To do:
Quote precisely the final stretch of the listing: start at the line containing "Transcribe this image's" and stop after the last line.

------------------------------

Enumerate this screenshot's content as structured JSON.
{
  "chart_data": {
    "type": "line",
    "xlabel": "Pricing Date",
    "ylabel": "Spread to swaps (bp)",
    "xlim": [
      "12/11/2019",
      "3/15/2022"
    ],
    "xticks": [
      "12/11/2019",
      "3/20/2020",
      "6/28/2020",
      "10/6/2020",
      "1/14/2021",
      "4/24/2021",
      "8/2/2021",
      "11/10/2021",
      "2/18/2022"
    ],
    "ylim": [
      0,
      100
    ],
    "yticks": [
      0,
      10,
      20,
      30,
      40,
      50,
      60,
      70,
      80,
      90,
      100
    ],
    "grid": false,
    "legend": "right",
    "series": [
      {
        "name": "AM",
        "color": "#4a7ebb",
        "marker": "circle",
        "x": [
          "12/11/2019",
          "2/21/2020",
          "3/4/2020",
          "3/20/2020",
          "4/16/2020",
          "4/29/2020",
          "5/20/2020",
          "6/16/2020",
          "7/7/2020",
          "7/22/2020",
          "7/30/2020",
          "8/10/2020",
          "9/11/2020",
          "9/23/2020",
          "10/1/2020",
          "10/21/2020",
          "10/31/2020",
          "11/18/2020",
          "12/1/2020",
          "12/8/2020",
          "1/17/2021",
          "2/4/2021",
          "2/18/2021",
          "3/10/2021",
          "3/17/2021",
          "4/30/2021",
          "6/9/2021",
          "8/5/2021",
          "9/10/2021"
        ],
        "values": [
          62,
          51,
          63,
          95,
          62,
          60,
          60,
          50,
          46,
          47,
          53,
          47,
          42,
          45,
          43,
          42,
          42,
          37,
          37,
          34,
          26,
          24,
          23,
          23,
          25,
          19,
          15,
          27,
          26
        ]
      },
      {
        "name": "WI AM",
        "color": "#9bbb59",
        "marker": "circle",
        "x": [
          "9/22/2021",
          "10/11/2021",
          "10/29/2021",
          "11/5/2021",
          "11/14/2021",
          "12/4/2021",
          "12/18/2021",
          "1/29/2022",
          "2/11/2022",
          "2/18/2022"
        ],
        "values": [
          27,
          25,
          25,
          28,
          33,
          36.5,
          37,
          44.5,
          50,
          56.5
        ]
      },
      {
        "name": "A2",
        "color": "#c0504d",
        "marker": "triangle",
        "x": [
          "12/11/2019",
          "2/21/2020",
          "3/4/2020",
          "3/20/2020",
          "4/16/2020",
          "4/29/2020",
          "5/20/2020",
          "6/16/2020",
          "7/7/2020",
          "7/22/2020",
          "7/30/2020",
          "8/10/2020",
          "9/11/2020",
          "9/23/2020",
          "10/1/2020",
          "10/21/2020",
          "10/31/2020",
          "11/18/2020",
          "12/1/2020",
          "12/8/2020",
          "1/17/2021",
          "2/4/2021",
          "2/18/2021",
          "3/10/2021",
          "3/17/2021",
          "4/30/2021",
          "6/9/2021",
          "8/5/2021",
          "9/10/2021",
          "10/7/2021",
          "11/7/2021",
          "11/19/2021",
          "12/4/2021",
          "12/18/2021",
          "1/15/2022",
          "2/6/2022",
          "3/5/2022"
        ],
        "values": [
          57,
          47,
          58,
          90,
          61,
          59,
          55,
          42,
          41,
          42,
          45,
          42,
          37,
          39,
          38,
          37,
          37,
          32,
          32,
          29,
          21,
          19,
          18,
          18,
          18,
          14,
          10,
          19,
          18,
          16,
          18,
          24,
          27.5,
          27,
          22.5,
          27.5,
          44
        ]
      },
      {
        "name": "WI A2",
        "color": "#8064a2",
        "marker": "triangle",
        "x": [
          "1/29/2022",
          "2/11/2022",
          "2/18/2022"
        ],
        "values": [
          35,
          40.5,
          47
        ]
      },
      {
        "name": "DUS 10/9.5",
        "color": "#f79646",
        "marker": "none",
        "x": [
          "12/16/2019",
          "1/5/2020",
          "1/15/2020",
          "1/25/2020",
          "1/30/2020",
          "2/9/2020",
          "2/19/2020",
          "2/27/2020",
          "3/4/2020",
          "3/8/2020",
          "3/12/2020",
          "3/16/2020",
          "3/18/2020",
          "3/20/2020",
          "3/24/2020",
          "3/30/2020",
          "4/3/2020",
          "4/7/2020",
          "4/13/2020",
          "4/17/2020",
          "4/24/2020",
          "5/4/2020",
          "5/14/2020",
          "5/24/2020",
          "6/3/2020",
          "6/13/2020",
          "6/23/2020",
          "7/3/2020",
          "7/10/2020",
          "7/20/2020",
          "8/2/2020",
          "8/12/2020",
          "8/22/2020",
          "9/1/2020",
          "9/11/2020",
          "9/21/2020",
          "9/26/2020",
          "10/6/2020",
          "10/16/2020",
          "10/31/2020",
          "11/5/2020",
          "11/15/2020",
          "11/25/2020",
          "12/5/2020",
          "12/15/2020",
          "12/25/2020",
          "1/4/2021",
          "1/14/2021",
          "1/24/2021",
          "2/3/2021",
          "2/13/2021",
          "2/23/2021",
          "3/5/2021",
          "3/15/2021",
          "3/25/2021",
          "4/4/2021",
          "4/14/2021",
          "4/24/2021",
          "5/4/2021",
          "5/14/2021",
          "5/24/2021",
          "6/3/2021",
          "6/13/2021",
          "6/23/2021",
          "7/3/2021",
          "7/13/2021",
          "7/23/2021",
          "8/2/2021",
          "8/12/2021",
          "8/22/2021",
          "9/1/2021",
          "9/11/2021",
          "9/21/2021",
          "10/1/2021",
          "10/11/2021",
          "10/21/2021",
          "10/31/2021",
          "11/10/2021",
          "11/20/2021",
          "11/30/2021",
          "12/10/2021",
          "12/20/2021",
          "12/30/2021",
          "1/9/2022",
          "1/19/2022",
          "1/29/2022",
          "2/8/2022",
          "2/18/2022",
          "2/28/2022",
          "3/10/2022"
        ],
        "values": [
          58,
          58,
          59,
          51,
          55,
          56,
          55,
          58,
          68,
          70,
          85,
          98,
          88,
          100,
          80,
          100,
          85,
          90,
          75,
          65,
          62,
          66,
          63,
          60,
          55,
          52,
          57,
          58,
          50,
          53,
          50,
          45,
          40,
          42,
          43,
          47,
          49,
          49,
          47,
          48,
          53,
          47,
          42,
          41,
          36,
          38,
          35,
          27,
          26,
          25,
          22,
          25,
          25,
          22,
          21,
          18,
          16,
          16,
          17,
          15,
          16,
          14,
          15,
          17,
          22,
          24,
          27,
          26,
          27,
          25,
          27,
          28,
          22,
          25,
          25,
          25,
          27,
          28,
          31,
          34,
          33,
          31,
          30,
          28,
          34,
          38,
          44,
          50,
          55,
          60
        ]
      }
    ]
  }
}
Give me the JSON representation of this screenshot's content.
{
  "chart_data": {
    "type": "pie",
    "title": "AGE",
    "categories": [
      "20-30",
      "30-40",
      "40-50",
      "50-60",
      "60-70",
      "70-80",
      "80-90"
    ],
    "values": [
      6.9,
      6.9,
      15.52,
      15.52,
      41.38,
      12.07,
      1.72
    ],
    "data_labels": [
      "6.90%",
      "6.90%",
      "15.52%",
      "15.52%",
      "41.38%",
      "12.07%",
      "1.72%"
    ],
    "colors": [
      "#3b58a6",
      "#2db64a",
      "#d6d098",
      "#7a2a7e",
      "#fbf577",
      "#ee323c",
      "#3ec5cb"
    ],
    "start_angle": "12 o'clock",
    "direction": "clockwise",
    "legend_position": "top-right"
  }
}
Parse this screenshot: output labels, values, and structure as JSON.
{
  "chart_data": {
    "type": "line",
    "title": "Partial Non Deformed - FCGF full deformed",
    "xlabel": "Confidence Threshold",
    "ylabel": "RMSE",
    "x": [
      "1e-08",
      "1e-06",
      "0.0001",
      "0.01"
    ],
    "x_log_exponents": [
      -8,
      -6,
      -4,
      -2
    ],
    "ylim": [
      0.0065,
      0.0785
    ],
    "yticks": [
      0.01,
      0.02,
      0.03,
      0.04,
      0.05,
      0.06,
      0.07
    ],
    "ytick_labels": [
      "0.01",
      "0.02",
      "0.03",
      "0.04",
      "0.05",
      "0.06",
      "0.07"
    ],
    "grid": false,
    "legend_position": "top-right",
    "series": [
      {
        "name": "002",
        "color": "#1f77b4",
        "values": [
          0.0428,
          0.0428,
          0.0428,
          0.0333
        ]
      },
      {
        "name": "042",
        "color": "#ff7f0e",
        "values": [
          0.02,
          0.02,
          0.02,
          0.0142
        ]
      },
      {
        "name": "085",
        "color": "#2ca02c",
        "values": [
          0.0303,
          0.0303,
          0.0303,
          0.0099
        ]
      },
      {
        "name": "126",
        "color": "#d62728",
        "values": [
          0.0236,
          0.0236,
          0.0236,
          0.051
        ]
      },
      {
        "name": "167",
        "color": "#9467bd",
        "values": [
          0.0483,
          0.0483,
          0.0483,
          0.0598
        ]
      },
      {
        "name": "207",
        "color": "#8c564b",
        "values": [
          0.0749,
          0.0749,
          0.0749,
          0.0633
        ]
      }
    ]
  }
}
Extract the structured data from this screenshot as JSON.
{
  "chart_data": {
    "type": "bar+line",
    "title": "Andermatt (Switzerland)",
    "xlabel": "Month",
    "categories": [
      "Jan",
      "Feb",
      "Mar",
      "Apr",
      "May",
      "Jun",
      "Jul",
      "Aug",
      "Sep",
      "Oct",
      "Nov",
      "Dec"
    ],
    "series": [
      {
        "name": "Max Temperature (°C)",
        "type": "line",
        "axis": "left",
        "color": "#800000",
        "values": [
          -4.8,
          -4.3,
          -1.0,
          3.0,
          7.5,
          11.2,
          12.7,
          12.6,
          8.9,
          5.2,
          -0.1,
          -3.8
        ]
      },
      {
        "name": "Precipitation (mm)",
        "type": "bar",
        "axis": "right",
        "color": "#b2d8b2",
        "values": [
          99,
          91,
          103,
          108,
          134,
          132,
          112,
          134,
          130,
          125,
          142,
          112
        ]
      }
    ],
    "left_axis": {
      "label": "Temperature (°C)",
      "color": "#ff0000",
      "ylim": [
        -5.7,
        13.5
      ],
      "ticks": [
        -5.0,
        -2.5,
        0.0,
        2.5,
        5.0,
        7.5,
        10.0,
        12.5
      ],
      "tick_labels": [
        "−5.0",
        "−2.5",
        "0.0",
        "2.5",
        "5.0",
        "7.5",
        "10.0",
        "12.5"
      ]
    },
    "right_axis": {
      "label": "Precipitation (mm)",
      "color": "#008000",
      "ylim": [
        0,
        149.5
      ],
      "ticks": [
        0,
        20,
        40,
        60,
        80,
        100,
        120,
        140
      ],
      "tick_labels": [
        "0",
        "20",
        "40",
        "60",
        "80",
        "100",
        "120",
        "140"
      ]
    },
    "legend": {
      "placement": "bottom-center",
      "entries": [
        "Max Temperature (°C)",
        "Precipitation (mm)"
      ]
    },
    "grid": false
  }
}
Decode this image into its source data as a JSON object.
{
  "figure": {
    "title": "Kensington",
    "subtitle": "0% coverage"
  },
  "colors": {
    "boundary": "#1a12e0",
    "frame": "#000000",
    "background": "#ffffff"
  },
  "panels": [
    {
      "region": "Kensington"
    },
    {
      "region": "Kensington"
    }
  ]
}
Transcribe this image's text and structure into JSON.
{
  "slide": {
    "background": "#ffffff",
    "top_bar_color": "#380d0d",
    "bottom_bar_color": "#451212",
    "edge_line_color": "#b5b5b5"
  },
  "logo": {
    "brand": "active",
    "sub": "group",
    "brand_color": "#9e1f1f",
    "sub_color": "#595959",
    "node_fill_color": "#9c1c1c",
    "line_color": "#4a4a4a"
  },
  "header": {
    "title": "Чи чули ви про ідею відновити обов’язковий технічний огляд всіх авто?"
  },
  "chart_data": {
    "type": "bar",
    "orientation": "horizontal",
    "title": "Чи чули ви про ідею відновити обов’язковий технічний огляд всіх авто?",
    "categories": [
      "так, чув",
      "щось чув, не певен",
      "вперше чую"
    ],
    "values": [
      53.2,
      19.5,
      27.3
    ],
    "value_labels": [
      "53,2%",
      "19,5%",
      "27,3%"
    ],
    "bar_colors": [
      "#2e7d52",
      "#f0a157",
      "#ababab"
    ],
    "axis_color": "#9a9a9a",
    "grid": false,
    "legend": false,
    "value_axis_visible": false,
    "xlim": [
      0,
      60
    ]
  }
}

------------------------------

Solution below:
Transcribe this image's text and structure into JSON.
{
  "slide": {
    "background": "#ffffff",
    "top_bar_color": "#380d0d",
    "bottom_bar_color": "#451212",
    "edge_line_color": "#b5b5b5"
  },
  "logo": {
    "brand": "active",
    "sub": "group",
    "brand_color": "#9e1f1f",
    "sub_color": "#595959",
    "node_fill_color": "#9c1c1c",
    "line_color": "#4a4a4a"
  },
  "header": {
    "title": "Чи чули ви про ідею відновити обов’язковий технічний огляд всіх авто?"
  },
  "chart_data": {
    "type": "bar",
    "orientation": "horizontal",
    "title": "Чи чули ви про ідею відновити обов’язковий технічний огляд всіх авто?",
    "categories": [
      "так, чув",
      "щось чув, не певен",
      "вперше чую"
    ],
    "values": [
      53.2,
      19.5,
      27.3
    ],
    "value_labels": [
      "53,2%",
      "19,5%",
      "27,3%"
    ],
    "bar_colors": [
      "#2e7d52",
      "#f0a157",
      "#ababab"
    ],
    "axis_color": "#9a9a9a",
    "grid": false,
    "legend": false,
    "value_axis_visible": false,
    "xlim": [
      0,
      60
    ]
  }
}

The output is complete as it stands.